SET OF TASKS ::
a – According to the Java version thread, why is the range [1.11,) accepted for the detected version, and why should it be [11,) instead? Answer in one to three sentences.
b – Answer these questions from the Java version thread:
(i) Which two values were tested, and both worked?
(ii) What was the detected Java string?
(iii) Following the suggestion to use URLConnection.guess..., what need was negated?

TEXT EXTRACT ::
Just to be sure I tested it with "1.11" and with "11" and they both worked.

Yeah, but why it did?

I think that 1.11 works only because when

[DEBUG] Detected Java String: '11.0.8'
[DEBUG] Normalized Java String: '11.0.8'

normalized string is tested against range [1.11,) - it is accepted due to 11 (of 11.0.8) being greater than 1 of (1.11).

I am pretty sure it shall be [11,), as you see, with [1.11,) for example JDK 10 is also accepted (as 10 > 1).

pzygielo avatar Aug 06 '20 16:08 pzygielo

Regarding the version 1.11 vs 11: in following up on the suggestion by @elharo to use URLConnection.guess... the need for javax.activation has been negated. Update to the PR is coming soon.

A block of data:
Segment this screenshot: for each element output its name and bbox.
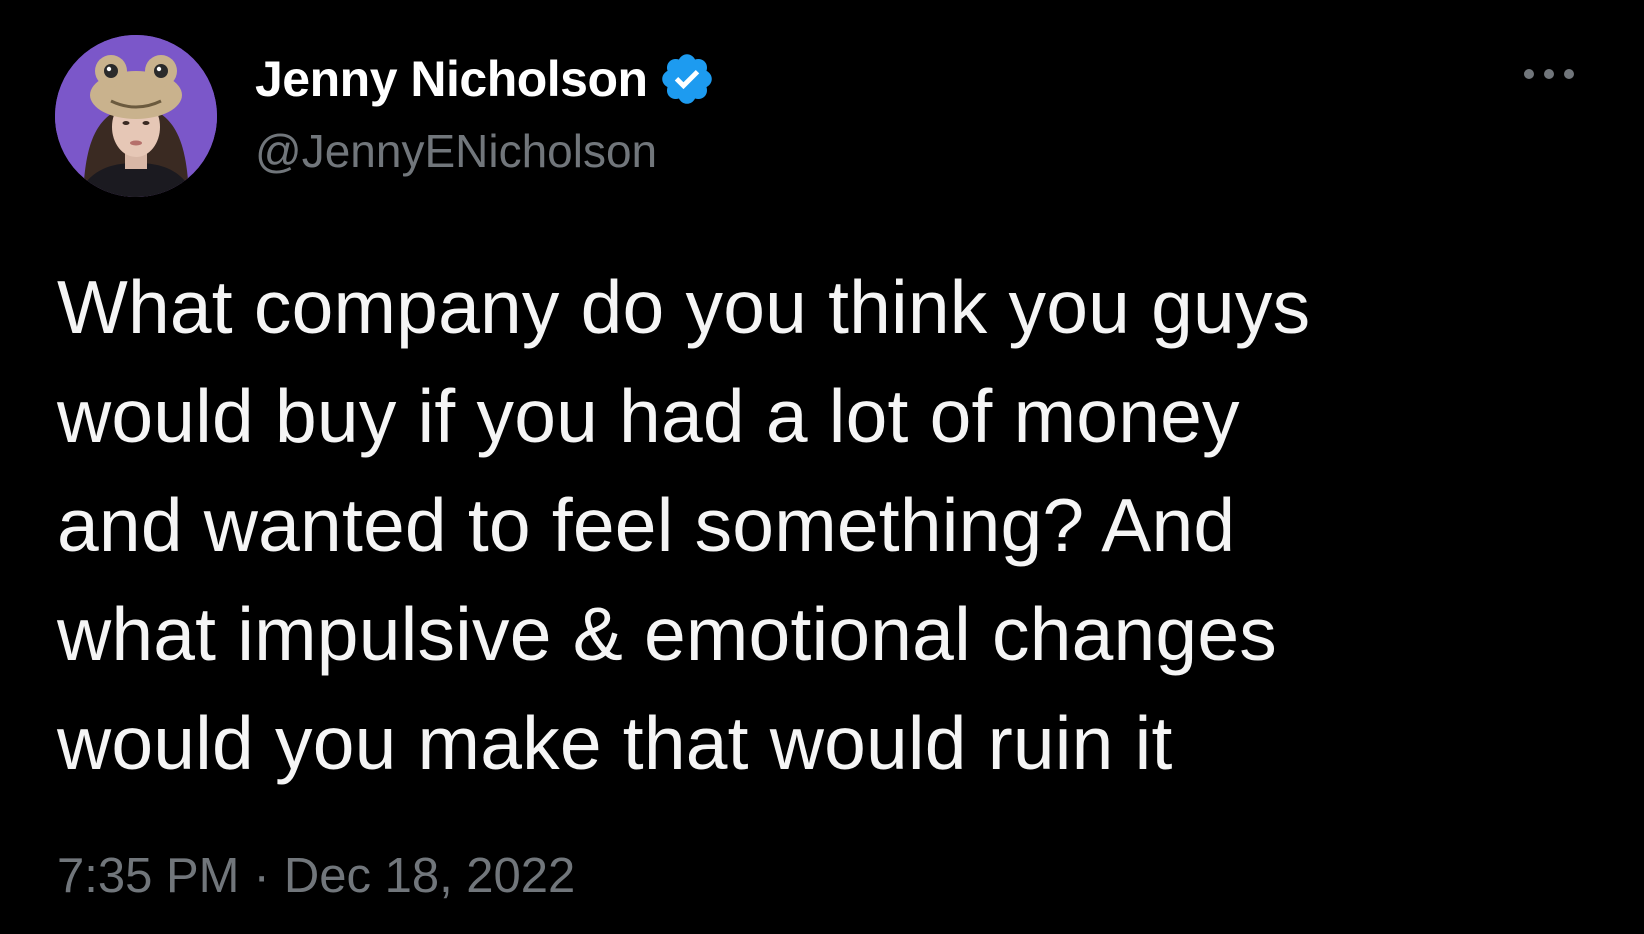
tweet-text-line: would you make that would ruin it bbox=[57, 701, 1173, 785]
avatar-image bbox=[55, 35, 217, 197]
tweet-timestamp[interactable]: 7:35 PM · Dec 18, 2022 bbox=[57, 848, 575, 904]
tweet-text-line: What company do you think you guys bbox=[57, 265, 1311, 349]
user-avatar[interactable] bbox=[55, 35, 217, 197]
author-handle[interactable]: @JennyENicholson bbox=[255, 124, 657, 178]
tweet-text-line: would buy if you had a lot of money bbox=[57, 374, 1240, 458]
verified-badge-icon[interactable] bbox=[658, 50, 716, 108]
author-name-row: Jenny Nicholson bbox=[255, 46, 716, 112]
author-display-name[interactable]: Jenny Nicholson bbox=[255, 50, 648, 108]
tweet-text-line: and wanted to feel something? And bbox=[57, 483, 1236, 567]
tweet-date: Dec 18, 2022 bbox=[283, 849, 576, 903]
timestamp-separator: · bbox=[253, 849, 270, 903]
tweet-time: 7:35 PM bbox=[57, 849, 240, 903]
tweet-text-line: what impulsive & emotional changes bbox=[57, 592, 1277, 676]
tweet-body: What company do you think you guys would… bbox=[57, 253, 1617, 798]
more-options-icon[interactable] bbox=[1518, 54, 1580, 94]
tweet-card: Jenny Nicholson @JennyENicholson What co… bbox=[0, 0, 1644, 934]
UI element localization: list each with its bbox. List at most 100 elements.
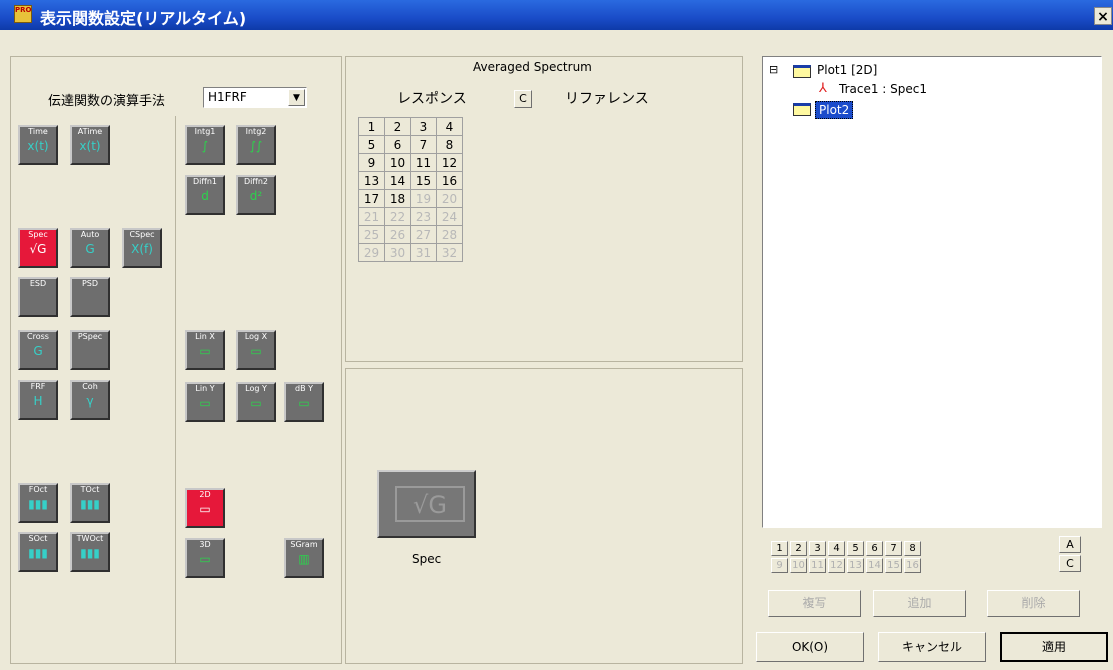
function-tile-psd[interactable]: PSD [70,277,110,317]
channel-cell: 20 [436,189,463,208]
function-tile-sgram[interactable]: SGram ▥ [284,538,324,578]
plot-number-button[interactable]: 8 [904,541,921,556]
function-tile-db-y[interactable]: dB Y ▭ [284,382,324,422]
tile-label: 2D [199,490,211,499]
function-tile-atime[interactable]: ATime x(t) [70,125,110,165]
function-tile-2d[interactable]: 2D ▭ [185,488,225,528]
ok-button[interactable]: OK(O) [756,632,864,662]
function-tile-cspec[interactable]: CSpec X(f) [122,228,162,268]
function-tile-coh[interactable]: Coh γ [70,380,110,420]
tile-label: TOct [80,485,100,494]
channel-cell: 27 [410,225,437,244]
channel-cell[interactable]: 16 [436,171,463,190]
channel-cell[interactable]: 8 [436,135,463,154]
function-tile-diffn1[interactable]: Diffn1 d [185,175,225,215]
tree-item-trace1[interactable]: Trace1 : Spec1 [839,82,927,96]
channel-cell[interactable]: 9 [358,153,385,172]
delete-button[interactable]: 削除 [987,590,1080,617]
response-clear-button[interactable]: C [514,90,532,108]
plot-icon [793,65,811,78]
function-tile-intg1[interactable]: Intg1 ∫ [185,125,225,165]
tile-symbol-icon: γ [86,394,94,408]
function-tile-log-x[interactable]: Log X ▭ [236,330,276,370]
function-tile-esd[interactable]: ESD [18,277,58,317]
function-tile-lin-y[interactable]: Lin Y ▭ [185,382,225,422]
plot-number-button[interactable]: 1 [771,541,788,556]
channel-cell[interactable]: 17 [358,189,385,208]
channel-cell[interactable]: 12 [436,153,463,172]
close-button[interactable]: × [1094,7,1112,25]
function-tile-diffn2[interactable]: Diffn2 d² [236,175,276,215]
channel-cell[interactable]: 14 [384,171,411,190]
function-tile-auto[interactable]: Auto G [70,228,110,268]
tile-label: Intg2 [245,127,267,136]
add-button[interactable]: 追加 [873,590,966,617]
channel-cell[interactable]: 11 [410,153,437,172]
channel-cell[interactable]: 4 [436,117,463,136]
channel-grid: 1 2 3 4 5 6 7 8 9 10 11 12 13 14 15 16 17 18 19 20 21 22 23 24 2… [358,117,463,262]
function-tile-toct[interactable]: TOct ▮▮▮ [70,483,110,523]
tile-label: Auto [80,230,100,239]
plot-number-button[interactable]: 6 [866,541,883,556]
channel-cell[interactable]: 7 [410,135,437,154]
tree-item-plot1[interactable]: Plot1 [2D] [817,63,877,77]
tile-symbol-icon: x(t) [79,139,101,153]
function-tile-spec[interactable]: Spec √G [18,228,58,268]
channel-cell[interactable]: 10 [384,153,411,172]
tile-label: PSpec [77,332,103,341]
copy-button[interactable]: 複写 [768,590,861,617]
tile-symbol-icon: ▮▮▮ [80,497,100,511]
tile-label: dB Y [295,384,313,393]
tile-label: Spec [28,230,48,239]
function-tile-3d[interactable]: 3D ▭ [185,538,225,578]
function-tile-intg2[interactable]: Intg2 ∫∫ [236,125,276,165]
channel-cell: 24 [436,207,463,226]
apply-button[interactable]: 適用 [1000,632,1108,662]
channel-cell: 25 [358,225,385,244]
channel-cell[interactable]: 13 [358,171,385,190]
function-tile-time[interactable]: Time x(t) [18,125,58,165]
channel-cell: 30 [384,243,411,262]
channel-cell[interactable]: 5 [358,135,385,154]
plot-number-button[interactable]: 2 [790,541,807,556]
select-all-button[interactable]: A [1059,536,1081,553]
function-tile-frf[interactable]: FRF H [18,380,58,420]
channel-cell[interactable]: 18 [384,189,411,208]
function-tile-lin-x[interactable]: Lin X ▭ [185,330,225,370]
channel-cell[interactable]: 1 [358,117,385,136]
function-tile-cross[interactable]: Cross G [18,330,58,370]
function-tile-foct[interactable]: FOct ▮▮▮ [18,483,58,523]
channel-cell[interactable]: 3 [410,117,437,136]
plot-number-button[interactable]: 5 [847,541,864,556]
clear-button[interactable]: C [1059,555,1081,572]
channel-cell[interactable]: 2 [384,117,411,136]
plot-number-button[interactable]: 7 [885,541,902,556]
tile-symbol-icon: ▭ [199,502,211,516]
channel-cell[interactable]: 6 [384,135,411,154]
function-tile-log-y[interactable]: Log Y ▭ [236,382,276,422]
tree-item-plot2[interactable]: Plot2 [815,101,854,119]
channel-cell: 21 [358,207,385,226]
tile-label: Intg1 [194,127,216,136]
tree-expander-icon[interactable]: ⊟ [769,63,778,76]
plot-number-button[interactable]: 3 [809,541,826,556]
window-title: 表示関数設定(リアルタイム) [40,9,247,28]
function-tile-soct[interactable]: SOct ▮▮▮ [18,532,58,572]
method-select[interactable]: H1FRF ▼ [203,87,307,108]
plot-tree[interactable]: ⊟ Plot1 [2D] ⅄ Trace1 : Spec1 Plot2 [762,56,1102,528]
function-tile-pspec[interactable]: PSpec [70,330,110,370]
tile-label: FRF [30,382,46,391]
tile-label: Diffn1 [192,177,218,186]
method-value: H1FRF [208,90,247,104]
cancel-button[interactable]: キャンセル [878,632,986,662]
tile-symbol-icon: ▭ [199,552,211,566]
function-tile-twoct[interactable]: TWOct ▮▮▮ [70,532,110,572]
tile-label: ATime [77,127,103,136]
plot-number-button: 10 [790,558,807,573]
tile-label: Lin Y [195,384,215,393]
channel-cell[interactable]: 15 [410,171,437,190]
plot-number-button[interactable]: 4 [828,541,845,556]
tile-label: SGram [290,540,318,549]
dropdown-arrow-icon[interactable]: ▼ [288,89,305,106]
channel-cell: 32 [436,243,463,262]
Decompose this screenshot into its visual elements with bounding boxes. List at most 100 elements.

SOLUTIONS TO THE TASKS ::
a – The normalized string '11.0.8' passes the [1.11,) check because its 11 is greater than the 1 of 1.11. It should be [11,) because [1.11,) would also accept JDK 10, since 10 is greater than 1.

b –
(i) "1.11" and "11"
(ii) '11.0.8'
(iii) The need for javax.activation